:: RECORDED DATA ::
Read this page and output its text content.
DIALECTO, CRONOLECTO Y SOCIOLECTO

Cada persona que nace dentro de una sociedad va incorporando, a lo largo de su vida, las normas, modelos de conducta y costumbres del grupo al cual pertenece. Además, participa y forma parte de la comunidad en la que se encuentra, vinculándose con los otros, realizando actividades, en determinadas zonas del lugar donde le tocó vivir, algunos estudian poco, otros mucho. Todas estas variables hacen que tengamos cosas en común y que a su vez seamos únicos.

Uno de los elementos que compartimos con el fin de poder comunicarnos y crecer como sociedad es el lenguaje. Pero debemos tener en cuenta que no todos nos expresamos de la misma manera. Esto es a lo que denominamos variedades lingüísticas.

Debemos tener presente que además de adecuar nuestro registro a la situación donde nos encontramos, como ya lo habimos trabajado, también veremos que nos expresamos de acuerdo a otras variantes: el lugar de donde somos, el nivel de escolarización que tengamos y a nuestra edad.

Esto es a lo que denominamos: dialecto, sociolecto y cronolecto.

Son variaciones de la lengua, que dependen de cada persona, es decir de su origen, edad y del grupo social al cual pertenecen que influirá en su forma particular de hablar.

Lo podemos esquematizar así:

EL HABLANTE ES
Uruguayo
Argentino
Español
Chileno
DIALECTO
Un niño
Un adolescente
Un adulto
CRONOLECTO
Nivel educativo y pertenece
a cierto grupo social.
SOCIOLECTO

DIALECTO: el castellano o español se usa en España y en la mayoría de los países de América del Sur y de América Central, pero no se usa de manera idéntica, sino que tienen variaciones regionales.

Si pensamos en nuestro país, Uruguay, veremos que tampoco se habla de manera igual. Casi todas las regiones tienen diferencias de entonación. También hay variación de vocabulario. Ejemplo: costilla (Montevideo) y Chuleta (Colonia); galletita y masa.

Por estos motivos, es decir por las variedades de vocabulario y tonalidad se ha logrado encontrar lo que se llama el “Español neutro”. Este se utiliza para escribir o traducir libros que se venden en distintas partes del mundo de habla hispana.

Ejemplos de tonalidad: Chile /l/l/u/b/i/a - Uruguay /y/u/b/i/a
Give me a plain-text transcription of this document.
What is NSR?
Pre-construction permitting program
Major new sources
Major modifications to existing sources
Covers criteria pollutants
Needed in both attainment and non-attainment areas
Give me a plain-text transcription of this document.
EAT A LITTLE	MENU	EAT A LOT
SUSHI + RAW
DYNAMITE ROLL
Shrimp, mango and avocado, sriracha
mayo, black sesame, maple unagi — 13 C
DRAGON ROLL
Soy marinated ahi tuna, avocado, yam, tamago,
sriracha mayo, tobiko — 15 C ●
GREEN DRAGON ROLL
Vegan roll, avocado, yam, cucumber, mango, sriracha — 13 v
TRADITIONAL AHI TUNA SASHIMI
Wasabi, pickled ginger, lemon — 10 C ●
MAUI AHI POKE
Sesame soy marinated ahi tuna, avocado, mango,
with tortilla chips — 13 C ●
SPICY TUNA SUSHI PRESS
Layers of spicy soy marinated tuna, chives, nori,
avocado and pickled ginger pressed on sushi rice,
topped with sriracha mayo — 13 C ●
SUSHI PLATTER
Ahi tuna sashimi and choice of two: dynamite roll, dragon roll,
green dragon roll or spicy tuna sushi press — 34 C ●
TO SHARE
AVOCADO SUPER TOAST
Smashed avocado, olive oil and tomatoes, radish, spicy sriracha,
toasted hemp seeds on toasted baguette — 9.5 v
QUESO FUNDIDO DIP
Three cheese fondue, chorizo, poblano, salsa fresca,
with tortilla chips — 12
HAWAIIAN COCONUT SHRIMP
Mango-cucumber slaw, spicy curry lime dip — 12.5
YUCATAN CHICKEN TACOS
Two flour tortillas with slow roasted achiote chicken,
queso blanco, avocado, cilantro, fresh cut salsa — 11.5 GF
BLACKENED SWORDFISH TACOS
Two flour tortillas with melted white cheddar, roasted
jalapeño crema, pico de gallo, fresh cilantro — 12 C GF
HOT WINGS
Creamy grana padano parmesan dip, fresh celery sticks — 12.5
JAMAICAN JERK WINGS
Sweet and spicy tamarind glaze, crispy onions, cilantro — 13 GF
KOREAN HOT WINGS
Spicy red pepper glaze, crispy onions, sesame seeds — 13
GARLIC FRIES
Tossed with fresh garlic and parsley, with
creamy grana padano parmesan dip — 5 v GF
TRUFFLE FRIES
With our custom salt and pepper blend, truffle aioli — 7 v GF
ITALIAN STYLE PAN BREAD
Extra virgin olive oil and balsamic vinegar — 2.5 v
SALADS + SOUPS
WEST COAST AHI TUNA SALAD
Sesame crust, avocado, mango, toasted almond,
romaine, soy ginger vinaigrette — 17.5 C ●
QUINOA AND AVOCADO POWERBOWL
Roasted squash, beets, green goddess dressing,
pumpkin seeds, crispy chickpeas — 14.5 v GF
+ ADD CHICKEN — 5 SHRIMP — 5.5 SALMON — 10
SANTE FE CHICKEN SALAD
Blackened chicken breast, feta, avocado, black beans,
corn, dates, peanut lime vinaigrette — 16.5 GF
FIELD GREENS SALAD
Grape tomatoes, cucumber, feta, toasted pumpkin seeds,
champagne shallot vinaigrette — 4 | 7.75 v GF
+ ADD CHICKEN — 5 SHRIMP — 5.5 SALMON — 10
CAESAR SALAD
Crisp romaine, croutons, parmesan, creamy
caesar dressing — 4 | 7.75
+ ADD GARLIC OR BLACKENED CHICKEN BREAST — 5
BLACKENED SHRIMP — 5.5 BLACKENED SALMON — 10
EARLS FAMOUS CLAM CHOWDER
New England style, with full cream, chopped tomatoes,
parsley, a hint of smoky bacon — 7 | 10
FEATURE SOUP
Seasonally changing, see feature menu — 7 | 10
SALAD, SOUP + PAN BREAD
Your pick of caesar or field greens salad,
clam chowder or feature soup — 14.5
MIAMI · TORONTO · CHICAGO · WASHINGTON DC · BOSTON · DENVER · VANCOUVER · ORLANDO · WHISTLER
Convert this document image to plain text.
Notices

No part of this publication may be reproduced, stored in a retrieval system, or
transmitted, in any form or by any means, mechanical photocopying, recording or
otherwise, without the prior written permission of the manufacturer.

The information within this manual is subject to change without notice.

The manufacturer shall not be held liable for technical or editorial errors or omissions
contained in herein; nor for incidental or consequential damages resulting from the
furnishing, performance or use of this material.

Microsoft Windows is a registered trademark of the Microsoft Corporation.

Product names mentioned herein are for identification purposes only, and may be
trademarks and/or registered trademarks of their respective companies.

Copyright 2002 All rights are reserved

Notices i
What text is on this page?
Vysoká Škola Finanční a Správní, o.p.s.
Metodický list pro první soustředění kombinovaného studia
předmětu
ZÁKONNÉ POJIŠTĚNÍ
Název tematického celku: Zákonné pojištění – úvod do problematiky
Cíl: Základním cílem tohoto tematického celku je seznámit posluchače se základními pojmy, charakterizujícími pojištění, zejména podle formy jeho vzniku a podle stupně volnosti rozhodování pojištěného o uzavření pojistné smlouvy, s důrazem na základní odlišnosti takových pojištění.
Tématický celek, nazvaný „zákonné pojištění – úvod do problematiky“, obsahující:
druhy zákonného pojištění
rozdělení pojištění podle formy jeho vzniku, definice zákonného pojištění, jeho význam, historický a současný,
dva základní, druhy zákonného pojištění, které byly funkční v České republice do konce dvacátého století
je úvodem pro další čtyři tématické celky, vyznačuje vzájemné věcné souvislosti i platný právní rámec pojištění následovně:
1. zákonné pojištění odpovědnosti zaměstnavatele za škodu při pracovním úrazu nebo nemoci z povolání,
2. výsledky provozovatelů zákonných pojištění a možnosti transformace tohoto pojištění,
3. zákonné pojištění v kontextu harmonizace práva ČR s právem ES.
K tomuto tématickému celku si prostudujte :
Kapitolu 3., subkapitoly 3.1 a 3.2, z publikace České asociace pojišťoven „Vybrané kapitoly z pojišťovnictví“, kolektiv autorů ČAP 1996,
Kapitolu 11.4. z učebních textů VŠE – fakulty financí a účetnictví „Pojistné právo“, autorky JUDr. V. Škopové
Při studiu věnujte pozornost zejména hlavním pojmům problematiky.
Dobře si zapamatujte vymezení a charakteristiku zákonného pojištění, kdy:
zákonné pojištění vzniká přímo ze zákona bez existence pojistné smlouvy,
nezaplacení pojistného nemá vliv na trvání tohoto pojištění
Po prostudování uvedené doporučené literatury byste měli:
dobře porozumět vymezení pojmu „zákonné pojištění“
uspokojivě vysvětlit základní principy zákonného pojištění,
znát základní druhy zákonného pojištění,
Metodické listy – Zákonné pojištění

:: WORK INSTRUCTIONS ::
Gather all lines where the word "sources" appears.

:: THE OUTPUT ::
Major new sources
Major modifications to existing sources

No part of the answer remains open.